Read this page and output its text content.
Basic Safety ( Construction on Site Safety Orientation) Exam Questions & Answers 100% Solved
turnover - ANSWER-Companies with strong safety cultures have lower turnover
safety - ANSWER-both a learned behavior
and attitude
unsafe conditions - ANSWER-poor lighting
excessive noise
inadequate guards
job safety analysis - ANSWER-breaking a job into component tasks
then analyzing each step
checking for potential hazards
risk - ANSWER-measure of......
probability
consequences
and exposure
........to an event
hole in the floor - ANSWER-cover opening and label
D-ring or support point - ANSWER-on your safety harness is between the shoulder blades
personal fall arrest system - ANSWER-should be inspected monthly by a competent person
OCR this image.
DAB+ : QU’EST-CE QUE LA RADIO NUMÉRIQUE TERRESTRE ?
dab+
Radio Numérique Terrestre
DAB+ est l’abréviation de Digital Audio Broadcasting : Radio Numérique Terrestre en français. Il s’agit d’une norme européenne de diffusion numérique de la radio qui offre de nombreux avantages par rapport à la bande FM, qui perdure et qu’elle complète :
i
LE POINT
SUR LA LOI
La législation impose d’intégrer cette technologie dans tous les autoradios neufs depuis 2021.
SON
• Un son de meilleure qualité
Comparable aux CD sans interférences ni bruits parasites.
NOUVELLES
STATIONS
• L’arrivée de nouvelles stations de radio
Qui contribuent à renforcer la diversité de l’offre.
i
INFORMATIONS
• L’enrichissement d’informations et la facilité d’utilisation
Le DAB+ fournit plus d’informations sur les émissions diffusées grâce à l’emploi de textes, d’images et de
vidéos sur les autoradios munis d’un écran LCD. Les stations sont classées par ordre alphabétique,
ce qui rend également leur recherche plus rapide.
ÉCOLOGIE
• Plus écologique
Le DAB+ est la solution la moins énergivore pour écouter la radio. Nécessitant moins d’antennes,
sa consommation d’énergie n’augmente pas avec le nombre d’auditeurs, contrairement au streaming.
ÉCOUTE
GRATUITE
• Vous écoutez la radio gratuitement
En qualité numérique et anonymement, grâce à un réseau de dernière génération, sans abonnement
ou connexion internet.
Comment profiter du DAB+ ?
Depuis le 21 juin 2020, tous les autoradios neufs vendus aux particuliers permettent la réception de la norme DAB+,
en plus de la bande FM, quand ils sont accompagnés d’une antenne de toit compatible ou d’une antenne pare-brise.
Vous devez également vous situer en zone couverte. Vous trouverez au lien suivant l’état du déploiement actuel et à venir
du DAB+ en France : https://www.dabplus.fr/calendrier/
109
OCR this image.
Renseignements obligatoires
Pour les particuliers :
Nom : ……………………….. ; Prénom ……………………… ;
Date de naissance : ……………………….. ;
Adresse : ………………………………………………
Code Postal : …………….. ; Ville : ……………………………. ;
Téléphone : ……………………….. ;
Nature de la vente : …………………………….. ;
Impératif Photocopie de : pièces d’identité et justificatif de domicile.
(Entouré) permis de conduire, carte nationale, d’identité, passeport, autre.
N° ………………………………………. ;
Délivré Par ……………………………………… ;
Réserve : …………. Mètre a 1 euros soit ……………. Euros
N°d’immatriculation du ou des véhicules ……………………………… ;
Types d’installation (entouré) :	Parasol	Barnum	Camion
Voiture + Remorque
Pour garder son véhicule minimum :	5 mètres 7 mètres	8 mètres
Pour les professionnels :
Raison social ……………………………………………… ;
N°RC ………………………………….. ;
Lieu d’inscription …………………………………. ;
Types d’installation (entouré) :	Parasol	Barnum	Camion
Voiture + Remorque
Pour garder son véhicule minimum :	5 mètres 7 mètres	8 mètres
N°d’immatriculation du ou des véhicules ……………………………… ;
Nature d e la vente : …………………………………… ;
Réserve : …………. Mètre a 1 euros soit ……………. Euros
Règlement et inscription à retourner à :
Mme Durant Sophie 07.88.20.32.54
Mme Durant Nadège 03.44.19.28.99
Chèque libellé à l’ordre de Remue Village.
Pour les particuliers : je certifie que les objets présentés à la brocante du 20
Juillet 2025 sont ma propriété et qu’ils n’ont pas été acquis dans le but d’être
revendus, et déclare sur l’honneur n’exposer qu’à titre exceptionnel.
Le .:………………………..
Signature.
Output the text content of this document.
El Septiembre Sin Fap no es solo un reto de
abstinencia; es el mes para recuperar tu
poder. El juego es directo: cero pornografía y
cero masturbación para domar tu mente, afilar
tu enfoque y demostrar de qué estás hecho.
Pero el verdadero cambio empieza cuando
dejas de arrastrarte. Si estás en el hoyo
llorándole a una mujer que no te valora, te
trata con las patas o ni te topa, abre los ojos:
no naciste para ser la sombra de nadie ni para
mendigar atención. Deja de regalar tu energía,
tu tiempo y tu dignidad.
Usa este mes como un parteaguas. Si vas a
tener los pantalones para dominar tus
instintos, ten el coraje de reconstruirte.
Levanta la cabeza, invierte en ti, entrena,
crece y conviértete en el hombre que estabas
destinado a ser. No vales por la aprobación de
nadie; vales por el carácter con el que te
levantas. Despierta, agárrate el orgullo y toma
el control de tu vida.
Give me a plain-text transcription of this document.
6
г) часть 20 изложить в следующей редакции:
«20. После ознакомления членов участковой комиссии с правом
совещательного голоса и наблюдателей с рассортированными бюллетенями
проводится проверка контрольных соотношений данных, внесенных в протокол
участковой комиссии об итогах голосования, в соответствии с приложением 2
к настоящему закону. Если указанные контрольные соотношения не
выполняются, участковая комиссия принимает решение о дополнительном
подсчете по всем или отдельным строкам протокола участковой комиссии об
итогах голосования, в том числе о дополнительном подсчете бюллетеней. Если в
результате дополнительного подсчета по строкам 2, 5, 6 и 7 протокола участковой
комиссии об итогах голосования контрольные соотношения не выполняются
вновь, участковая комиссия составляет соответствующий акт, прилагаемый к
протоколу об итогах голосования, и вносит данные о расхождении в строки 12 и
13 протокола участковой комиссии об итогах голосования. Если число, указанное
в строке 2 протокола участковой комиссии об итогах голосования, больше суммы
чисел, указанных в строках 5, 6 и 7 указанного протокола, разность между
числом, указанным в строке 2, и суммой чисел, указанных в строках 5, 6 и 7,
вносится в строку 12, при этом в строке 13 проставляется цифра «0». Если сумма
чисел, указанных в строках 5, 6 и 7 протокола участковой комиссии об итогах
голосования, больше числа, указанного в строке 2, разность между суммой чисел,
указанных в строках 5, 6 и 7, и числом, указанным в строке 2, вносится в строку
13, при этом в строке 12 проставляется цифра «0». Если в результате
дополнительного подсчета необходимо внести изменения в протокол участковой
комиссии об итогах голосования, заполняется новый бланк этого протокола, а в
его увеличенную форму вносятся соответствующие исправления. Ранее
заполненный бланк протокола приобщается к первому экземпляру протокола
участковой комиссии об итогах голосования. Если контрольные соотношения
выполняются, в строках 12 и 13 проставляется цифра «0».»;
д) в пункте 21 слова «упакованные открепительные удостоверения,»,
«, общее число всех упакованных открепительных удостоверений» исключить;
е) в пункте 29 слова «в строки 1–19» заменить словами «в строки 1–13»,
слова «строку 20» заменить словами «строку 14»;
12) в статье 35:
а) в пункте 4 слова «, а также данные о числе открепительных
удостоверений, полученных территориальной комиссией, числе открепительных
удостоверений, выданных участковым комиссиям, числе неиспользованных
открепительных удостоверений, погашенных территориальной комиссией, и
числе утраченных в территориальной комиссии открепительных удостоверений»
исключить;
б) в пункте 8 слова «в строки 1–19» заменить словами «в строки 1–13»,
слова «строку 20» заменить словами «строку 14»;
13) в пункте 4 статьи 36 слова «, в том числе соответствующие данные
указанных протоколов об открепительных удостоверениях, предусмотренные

# PROBLEM TO SOLVE:
Please reproduce every line of the material word for word.

# RESULT OF THIS EXERCISE:
Read this page and output its text content.
Basic Safety ( Construction on Site Safety Orientation) Exam Questions & Answers 100% Solved
turnover - ANSWER-Companies with strong safety cultures have lower turnover
safety - ANSWER-both a learned behavior
and attitude
unsafe conditions - ANSWER-poor lighting
excessive noise
inadequate guards
job safety analysis - ANSWER-breaking a job into component tasks
then analyzing each step
checking for potential hazards
risk - ANSWER-measure of......
probability
consequences
and exposure
........to an event
hole in the floor - ANSWER-cover opening and label
D-ring or support point - ANSWER-on your safety harness is between the shoulder blades
personal fall arrest system - ANSWER-should be inspected monthly by a competent person
OCR this image.
DAB+ : QU’EST-CE QUE LA RADIO NUMÉRIQUE TERRESTRE ?
dab+
Radio Numérique Terrestre
DAB+ est l’abréviation de Digital Audio Broadcasting : Radio Numérique Terrestre en français. Il s’agit d’une norme européenne de diffusion numérique de la radio qui offre de nombreux avantages par rapport à la bande FM, qui perdure et qu’elle complète :
i
LE POINT
SUR LA LOI
La législation impose d’intégrer cette technologie dans tous les autoradios neufs depuis 2021.
SON
• Un son de meilleure qualité
Comparable aux CD sans interférences ni bruits parasites.
NOUVELLES
STATIONS
• L’arrivée de nouvelles stations de radio
Qui contribuent à renforcer la diversité de l’offre.
i
INFORMATIONS
• L’enrichissement d’informations et la facilité d’utilisation
Le DAB+ fournit plus d’informations sur les émissions diffusées grâce à l’emploi de textes, d’images et de
vidéos sur les autoradios munis d’un écran LCD. Les stations sont classées par ordre alphabétique,
ce qui rend également leur recherche plus rapide.
ÉCOLOGIE
• Plus écologique
Le DAB+ est la solution la moins énergivore pour écouter la radio. Nécessitant moins d’antennes,
sa consommation d’énergie n’augmente pas avec le nombre d’auditeurs, contrairement au streaming.
ÉCOUTE
GRATUITE
• Vous écoutez la radio gratuitement
En qualité numérique et anonymement, grâce à un réseau de dernière génération, sans abonnement
ou connexion internet.
Comment profiter du DAB+ ?
Depuis le 21 juin 2020, tous les autoradios neufs vendus aux particuliers permettent la réception de la norme DAB+,
en plus de la bande FM, quand ils sont accompagnés d’une antenne de toit compatible ou d’une antenne pare-brise.
Vous devez également vous situer en zone couverte. Vous trouverez au lien suivant l’état du déploiement actuel et à venir
du DAB+ en France : https://www.dabplus.fr/calendrier/
109
OCR this image.
Renseignements obligatoires
Pour les particuliers :
Nom : ……………………….. ; Prénom ……………………… ;
Date de naissance : ……………………….. ;
Adresse : ………………………………………………
Code Postal : …………….. ; Ville : ……………………………. ;
Téléphone : ……………………….. ;
Nature de la vente : …………………………….. ;
Impératif Photocopie de : pièces d’identité et justificatif de domicile.
(Entouré) permis de conduire, carte nationale, d’identité, passeport, autre.
N° ………………………………………. ;
Délivré Par ……………………………………… ;
Réserve : …………. Mètre a 1 euros soit ……………. Euros
N°d’immatriculation du ou des véhicules ……………………………… ;
Types d’installation (entouré) :	Parasol	Barnum	Camion
Voiture + Remorque
Pour garder son véhicule minimum :	5 mètres 7 mètres	8 mètres
Pour les professionnels :
Raison social ……………………………………………… ;
N°RC ………………………………….. ;
Lieu d’inscription …………………………………. ;
Types d’installation (entouré) :	Parasol	Barnum	Camion
Voiture + Remorque
Pour garder son véhicule minimum :	5 mètres 7 mètres	8 mètres
N°d’immatriculation du ou des véhicules ……………………………… ;
Nature d e la vente : …………………………………… ;
Réserve : …………. Mètre a 1 euros soit ……………. Euros
Règlement et inscription à retourner à :
Mme Durant Sophie 07.88.20.32.54
Mme Durant Nadège 03.44.19.28.99
Chèque libellé à l’ordre de Remue Village.
Pour les particuliers : je certifie que les objets présentés à la brocante du 20
Juillet 2025 sont ma propriété et qu’ils n’ont pas été acquis dans le but d’être
revendus, et déclare sur l’honneur n’exposer qu’à titre exceptionnel.
Le .:………………………..
Signature.
Output the text content of this document.
El Septiembre Sin Fap no es solo un reto de
abstinencia; es el mes para recuperar tu
poder. El juego es directo: cero pornografía y
cero masturbación para domar tu mente, afilar
tu enfoque y demostrar de qué estás hecho.
Pero el verdadero cambio empieza cuando
dejas de arrastrarte. Si estás en el hoyo
llorándole a una mujer que no te valora, te
trata con las patas o ni te topa, abre los ojos:
no naciste para ser la sombra de nadie ni para
mendigar atención. Deja de regalar tu energía,
tu tiempo y tu dignidad.
Usa este mes como un parteaguas. Si vas a
tener los pantalones para dominar tus
instintos, ten el coraje de reconstruirte.
Levanta la cabeza, invierte en ti, entrena,
crece y conviértete en el hombre que estabas
destinado a ser. No vales por la aprobación de
nadie; vales por el carácter con el que te
levantas. Despierta, agárrate el orgullo y toma
el control de tu vida.
Give me a plain-text transcription of this document.
6
г) часть 20 изложить в следующей редакции:
«20. После ознакомления членов участковой комиссии с правом
совещательного голоса и наблюдателей с рассортированными бюллетенями
проводится проверка контрольных соотношений данных, внесенных в протокол
участковой комиссии об итогах голосования, в соответствии с приложением 2
к настоящему закону. Если указанные контрольные соотношения не
выполняются, участковая комиссия принимает решение о дополнительном
подсчете по всем или отдельным строкам протокола участковой комиссии об
итогах голосования, в том числе о дополнительном подсчете бюллетеней. Если в
результате дополнительного подсчета по строкам 2, 5, 6 и 7 протокола участковой
комиссии об итогах голосования контрольные соотношения не выполняются
вновь, участковая комиссия составляет соответствующий акт, прилагаемый к
протоколу об итогах голосования, и вносит данные о расхождении в строки 12 и
13 протокола участковой комиссии об итогах голосования. Если число, указанное
в строке 2 протокола участковой комиссии об итогах голосования, больше суммы
чисел, указанных в строках 5, 6 и 7 указанного протокола, разность между
числом, указанным в строке 2, и суммой чисел, указанных в строках 5, 6 и 7,
вносится в строку 12, при этом в строке 13 проставляется цифра «0». Если сумма
чисел, указанных в строках 5, 6 и 7 протокола участковой комиссии об итогах
голосования, больше числа, указанного в строке 2, разность между суммой чисел,
указанных в строках 5, 6 и 7, и числом, указанным в строке 2, вносится в строку
13, при этом в строке 12 проставляется цифра «0». Если в результате
дополнительного подсчета необходимо внести изменения в протокол участковой
комиссии об итогах голосования, заполняется новый бланк этого протокола, а в
его увеличенную форму вносятся соответствующие исправления. Ранее
заполненный бланк протокола приобщается к первому экземпляру протокола
участковой комиссии об итогах голосования. Если контрольные соотношения
выполняются, в строках 12 и 13 проставляется цифра «0».»;
д) в пункте 21 слова «упакованные открепительные удостоверения,»,
«, общее число всех упакованных открепительных удостоверений» исключить;
е) в пункте 29 слова «в строки 1–19» заменить словами «в строки 1–13»,
слова «строку 20» заменить словами «строку 14»;
12) в статье 35:
а) в пункте 4 слова «, а также данные о числе открепительных
удостоверений, полученных территориальной комиссией, числе открепительных
удостоверений, выданных участковым комиссиям, числе неиспользованных
открепительных удостоверений, погашенных территориальной комиссией, и
числе утраченных в территориальной комиссии открепительных удостоверений»
исключить;
б) в пункте 8 слова «в строки 1–19» заменить словами «в строки 1–13»,
слова «строку 20» заменить словами «строку 14»;
13) в пункте 4 статьи 36 слова «, в том числе соответствующие данные
указанных протоколов об открепительных удостоверениях, предусмотренные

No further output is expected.